WHAT IS NEEDED.
Go line by line through the data below and count those that hold "época". Return only the number.

Dataset items
%%
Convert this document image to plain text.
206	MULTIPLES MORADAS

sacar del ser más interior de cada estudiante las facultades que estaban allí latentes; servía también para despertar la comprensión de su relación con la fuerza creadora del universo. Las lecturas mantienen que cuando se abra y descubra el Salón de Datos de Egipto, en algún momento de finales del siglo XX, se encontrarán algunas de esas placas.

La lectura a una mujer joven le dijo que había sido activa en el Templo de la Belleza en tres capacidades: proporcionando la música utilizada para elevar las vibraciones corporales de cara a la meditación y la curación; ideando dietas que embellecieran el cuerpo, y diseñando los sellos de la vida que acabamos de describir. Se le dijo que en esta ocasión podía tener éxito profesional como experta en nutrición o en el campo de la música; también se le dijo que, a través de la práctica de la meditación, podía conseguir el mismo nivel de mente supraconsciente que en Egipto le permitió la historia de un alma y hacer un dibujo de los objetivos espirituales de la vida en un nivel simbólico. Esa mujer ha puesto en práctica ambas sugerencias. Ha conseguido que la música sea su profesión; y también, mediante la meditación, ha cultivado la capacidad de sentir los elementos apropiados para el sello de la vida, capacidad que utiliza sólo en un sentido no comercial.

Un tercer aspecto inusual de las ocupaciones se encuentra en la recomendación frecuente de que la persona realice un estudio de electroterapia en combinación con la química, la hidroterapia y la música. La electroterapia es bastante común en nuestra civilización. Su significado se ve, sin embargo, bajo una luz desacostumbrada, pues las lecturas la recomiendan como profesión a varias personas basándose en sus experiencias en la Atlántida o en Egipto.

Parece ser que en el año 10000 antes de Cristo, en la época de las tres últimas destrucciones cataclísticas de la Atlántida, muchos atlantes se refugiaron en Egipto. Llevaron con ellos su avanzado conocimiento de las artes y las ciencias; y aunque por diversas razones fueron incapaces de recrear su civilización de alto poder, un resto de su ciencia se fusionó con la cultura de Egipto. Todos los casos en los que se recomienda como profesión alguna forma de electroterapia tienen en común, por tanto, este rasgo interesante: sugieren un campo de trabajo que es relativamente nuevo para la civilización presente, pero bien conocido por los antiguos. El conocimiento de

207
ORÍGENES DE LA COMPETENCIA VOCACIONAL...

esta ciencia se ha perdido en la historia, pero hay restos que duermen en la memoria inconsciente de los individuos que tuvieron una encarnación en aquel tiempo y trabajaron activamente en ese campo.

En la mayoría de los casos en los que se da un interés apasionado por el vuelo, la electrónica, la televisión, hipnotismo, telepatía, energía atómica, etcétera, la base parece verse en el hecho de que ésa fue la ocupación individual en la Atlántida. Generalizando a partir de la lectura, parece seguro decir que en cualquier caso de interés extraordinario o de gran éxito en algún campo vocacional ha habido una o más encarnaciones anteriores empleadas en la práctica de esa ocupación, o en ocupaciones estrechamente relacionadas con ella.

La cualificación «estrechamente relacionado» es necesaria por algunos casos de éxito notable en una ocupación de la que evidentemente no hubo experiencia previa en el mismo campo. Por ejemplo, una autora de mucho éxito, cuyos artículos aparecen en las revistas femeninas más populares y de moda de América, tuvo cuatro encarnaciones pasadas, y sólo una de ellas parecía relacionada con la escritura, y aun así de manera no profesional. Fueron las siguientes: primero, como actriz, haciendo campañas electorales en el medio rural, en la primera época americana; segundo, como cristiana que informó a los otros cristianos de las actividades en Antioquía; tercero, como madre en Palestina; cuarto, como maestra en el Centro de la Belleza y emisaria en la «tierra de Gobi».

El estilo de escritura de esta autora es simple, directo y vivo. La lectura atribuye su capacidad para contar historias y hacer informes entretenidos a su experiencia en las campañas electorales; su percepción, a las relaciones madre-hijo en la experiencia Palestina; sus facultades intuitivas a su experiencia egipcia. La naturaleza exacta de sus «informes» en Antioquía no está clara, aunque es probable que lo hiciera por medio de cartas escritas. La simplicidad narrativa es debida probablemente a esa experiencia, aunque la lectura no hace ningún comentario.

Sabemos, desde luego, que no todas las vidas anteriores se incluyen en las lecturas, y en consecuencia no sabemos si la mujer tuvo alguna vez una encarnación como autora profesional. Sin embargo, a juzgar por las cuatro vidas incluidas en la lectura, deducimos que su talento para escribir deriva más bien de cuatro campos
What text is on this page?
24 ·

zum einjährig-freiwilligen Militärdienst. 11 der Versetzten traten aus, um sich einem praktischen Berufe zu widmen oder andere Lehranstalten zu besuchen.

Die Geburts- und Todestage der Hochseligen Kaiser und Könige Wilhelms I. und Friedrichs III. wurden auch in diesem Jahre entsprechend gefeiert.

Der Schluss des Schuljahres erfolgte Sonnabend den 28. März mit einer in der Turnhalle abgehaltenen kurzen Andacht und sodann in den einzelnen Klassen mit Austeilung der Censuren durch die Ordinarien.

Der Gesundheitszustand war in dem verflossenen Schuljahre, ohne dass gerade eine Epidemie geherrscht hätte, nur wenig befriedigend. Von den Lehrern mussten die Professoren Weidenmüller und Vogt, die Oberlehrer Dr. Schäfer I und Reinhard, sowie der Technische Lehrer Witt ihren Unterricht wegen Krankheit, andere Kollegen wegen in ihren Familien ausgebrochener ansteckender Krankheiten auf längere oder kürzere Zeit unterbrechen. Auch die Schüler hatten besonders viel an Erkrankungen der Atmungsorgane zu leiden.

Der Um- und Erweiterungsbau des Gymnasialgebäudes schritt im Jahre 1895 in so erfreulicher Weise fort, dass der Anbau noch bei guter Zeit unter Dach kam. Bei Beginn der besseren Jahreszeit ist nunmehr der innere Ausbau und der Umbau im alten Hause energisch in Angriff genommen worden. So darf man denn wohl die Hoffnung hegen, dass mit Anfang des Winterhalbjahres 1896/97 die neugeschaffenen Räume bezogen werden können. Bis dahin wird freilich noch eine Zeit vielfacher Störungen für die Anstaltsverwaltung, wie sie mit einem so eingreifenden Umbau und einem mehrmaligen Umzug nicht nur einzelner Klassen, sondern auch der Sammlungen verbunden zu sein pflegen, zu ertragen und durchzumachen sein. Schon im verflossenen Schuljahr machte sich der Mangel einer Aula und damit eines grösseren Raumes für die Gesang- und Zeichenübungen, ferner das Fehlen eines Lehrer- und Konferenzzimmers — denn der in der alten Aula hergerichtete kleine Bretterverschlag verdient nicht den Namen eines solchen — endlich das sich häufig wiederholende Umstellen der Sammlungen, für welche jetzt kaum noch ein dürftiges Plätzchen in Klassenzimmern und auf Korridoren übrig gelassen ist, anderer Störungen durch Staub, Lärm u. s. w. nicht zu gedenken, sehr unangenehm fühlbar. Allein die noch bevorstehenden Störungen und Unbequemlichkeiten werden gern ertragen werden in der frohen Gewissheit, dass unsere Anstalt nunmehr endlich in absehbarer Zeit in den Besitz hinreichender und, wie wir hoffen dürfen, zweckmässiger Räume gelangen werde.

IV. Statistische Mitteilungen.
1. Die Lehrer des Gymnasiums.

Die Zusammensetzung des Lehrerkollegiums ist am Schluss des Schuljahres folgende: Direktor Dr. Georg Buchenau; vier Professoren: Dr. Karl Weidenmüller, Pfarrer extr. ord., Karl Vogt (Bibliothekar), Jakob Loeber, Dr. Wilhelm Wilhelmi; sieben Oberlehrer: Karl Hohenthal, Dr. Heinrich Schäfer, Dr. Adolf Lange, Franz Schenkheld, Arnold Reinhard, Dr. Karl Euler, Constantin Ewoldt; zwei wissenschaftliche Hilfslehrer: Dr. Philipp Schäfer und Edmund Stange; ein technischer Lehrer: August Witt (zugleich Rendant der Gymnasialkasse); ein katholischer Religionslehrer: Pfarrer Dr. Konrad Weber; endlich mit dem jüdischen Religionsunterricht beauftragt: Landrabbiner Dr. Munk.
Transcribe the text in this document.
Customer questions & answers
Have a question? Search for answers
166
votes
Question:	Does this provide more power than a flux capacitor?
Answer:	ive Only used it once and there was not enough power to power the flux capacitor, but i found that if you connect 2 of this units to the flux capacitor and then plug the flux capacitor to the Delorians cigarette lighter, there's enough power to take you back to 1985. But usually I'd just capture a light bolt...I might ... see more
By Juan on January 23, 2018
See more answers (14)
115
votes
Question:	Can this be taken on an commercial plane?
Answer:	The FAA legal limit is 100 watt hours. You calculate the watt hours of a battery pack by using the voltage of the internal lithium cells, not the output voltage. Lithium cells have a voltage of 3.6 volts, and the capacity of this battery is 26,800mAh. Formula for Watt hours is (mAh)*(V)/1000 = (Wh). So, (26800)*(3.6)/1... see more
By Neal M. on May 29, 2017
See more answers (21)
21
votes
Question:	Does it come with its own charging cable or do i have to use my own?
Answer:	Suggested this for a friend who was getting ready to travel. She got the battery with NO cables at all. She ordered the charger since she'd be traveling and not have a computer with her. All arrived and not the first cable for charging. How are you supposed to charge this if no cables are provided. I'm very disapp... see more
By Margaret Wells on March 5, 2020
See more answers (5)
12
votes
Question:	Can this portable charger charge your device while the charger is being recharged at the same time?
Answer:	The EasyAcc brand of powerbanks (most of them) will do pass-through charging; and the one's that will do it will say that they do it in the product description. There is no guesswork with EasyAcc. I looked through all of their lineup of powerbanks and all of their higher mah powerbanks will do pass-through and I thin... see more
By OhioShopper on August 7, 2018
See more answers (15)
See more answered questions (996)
%%
RESULT OF THE TASK.
2